▶ [What the task requires] Give the count of lines holding the string "Create" and nothing else.

▶ [Excerpted data]

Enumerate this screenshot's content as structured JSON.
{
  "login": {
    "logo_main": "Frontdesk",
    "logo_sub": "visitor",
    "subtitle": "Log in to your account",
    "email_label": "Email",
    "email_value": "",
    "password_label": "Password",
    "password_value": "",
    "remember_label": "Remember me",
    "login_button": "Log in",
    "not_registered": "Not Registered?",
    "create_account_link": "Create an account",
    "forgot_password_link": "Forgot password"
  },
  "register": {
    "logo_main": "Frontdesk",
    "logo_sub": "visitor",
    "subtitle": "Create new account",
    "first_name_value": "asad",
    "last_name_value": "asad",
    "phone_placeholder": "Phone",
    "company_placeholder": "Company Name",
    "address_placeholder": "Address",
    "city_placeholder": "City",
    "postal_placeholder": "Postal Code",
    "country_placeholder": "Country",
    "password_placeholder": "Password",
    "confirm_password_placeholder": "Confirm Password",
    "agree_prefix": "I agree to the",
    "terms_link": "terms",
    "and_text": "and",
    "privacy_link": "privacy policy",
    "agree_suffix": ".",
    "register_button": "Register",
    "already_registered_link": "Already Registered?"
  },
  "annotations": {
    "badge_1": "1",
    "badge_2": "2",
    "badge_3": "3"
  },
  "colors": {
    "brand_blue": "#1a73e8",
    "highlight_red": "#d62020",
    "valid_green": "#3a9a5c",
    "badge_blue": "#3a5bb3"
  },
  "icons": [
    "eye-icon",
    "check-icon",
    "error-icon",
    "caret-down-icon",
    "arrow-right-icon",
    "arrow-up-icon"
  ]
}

▶ [Result] 2